* begin *

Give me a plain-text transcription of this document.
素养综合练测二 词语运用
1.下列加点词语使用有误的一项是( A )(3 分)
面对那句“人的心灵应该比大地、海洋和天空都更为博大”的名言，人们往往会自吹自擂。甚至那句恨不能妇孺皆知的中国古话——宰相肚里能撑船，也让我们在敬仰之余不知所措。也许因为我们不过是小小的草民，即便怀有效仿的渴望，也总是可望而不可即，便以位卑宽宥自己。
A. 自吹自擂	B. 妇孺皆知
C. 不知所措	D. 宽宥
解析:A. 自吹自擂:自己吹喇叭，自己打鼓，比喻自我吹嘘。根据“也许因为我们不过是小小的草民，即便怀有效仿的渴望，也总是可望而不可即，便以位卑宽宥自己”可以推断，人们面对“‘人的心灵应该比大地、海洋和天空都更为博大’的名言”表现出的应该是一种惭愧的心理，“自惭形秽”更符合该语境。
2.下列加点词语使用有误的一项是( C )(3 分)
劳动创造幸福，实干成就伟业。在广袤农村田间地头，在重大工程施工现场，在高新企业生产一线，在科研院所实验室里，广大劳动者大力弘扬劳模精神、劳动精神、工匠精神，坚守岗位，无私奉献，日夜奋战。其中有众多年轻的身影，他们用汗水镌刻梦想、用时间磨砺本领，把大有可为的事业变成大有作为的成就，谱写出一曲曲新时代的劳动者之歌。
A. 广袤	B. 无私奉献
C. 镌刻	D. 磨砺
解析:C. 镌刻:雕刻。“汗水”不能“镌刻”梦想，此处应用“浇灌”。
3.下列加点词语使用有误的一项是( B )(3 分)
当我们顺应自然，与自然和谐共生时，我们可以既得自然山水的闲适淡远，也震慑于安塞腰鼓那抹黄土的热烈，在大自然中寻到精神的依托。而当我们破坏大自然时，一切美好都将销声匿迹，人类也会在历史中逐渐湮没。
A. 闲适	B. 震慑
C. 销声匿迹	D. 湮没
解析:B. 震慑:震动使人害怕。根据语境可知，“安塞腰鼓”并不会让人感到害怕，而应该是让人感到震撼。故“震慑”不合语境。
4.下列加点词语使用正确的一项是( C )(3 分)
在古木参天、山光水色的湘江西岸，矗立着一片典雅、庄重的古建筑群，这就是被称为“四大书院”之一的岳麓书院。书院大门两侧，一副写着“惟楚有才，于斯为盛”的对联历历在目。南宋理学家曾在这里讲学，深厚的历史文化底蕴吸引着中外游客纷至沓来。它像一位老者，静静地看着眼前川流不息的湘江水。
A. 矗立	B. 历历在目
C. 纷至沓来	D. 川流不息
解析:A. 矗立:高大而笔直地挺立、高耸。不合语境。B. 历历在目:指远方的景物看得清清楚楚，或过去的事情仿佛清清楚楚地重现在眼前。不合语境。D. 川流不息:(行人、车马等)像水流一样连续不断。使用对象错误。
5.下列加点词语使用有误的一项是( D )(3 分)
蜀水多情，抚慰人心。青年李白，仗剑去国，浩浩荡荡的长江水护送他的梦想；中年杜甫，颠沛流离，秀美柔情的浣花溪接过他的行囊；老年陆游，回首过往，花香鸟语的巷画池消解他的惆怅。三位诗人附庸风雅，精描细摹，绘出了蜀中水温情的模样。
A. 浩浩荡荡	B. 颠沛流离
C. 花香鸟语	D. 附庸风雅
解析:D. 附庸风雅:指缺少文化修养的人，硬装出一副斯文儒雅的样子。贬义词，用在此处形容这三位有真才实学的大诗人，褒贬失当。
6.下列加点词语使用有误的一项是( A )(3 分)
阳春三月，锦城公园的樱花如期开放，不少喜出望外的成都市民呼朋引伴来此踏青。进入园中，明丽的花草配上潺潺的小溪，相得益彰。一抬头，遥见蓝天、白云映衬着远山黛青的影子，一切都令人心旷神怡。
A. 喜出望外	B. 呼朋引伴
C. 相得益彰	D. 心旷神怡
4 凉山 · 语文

* end *
* begin *

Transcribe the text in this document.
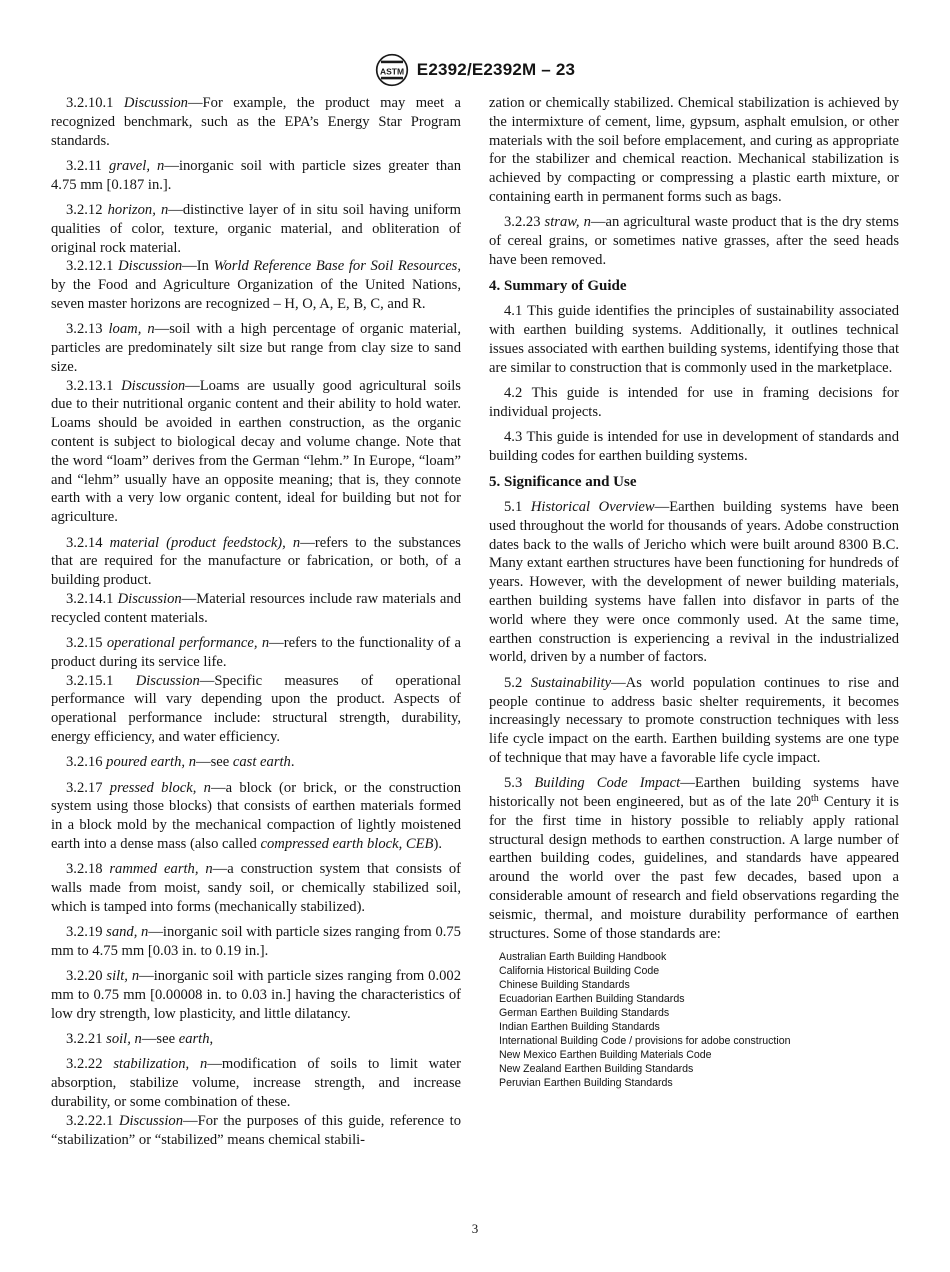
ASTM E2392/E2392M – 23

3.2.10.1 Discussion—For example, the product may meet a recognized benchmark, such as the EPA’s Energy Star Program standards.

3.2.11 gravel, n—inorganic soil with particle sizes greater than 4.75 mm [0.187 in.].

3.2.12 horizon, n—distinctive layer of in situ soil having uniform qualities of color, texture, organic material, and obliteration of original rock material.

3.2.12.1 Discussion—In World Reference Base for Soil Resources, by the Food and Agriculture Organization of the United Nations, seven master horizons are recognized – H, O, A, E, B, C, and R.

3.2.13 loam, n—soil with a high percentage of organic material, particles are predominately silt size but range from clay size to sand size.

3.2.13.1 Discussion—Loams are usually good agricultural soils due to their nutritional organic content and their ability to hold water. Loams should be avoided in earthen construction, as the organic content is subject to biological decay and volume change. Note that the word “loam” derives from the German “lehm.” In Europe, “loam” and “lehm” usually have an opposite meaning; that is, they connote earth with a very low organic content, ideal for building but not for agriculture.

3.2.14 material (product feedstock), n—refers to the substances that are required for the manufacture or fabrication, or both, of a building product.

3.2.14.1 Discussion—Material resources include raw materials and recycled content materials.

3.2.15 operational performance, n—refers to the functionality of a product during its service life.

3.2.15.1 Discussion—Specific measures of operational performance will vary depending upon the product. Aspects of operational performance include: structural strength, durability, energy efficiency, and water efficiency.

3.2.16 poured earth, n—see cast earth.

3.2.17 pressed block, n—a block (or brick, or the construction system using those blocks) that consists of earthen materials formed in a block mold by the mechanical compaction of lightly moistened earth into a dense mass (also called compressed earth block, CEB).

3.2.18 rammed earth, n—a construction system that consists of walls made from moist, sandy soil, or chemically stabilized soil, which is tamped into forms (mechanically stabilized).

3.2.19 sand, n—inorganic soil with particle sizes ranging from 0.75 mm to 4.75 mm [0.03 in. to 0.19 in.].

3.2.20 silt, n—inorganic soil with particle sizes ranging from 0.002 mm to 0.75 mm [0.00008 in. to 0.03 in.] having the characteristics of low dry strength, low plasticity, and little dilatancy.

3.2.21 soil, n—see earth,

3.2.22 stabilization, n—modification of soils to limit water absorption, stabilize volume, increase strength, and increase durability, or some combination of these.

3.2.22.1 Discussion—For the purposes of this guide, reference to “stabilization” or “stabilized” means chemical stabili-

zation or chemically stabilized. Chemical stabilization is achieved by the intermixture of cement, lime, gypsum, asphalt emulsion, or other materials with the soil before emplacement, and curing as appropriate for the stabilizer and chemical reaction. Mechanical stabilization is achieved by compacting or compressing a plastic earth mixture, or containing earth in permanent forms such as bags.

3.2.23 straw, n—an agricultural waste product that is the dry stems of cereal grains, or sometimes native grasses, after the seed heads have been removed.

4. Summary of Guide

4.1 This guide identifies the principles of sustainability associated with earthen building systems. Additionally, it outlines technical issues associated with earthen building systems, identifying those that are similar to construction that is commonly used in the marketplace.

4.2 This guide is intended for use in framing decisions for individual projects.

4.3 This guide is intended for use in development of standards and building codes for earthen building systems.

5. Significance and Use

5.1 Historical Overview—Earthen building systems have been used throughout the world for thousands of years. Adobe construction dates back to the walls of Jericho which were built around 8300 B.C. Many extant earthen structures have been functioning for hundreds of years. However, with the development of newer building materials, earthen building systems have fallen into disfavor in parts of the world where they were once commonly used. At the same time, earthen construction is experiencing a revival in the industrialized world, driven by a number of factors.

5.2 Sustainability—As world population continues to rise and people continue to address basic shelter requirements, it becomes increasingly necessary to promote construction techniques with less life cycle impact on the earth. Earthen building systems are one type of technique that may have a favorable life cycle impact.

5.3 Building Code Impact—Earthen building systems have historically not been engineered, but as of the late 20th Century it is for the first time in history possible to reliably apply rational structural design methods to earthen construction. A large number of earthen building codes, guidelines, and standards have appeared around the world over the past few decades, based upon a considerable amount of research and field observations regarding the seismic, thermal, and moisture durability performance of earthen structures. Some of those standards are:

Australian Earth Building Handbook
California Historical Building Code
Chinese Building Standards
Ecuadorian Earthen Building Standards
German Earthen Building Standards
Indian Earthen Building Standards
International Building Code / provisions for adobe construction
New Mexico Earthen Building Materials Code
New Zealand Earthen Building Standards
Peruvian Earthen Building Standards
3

* end *

**What is required:** From the records above, pick out and copy each line holding the word "ranging".

**Expected output:**
3.2.19 sand, n—inorganic soil with particle sizes ranging from 0.75 mm to 4.75 mm [0.03 in. to 0.19 in.].
3.2.20 silt, n—inorganic soil with particle sizes ranging from 0.002 mm to 0.75 mm [0.00008 in. to 0.03 in.] having the characteristics of low dry strength, low plasticity, and little dilatancy.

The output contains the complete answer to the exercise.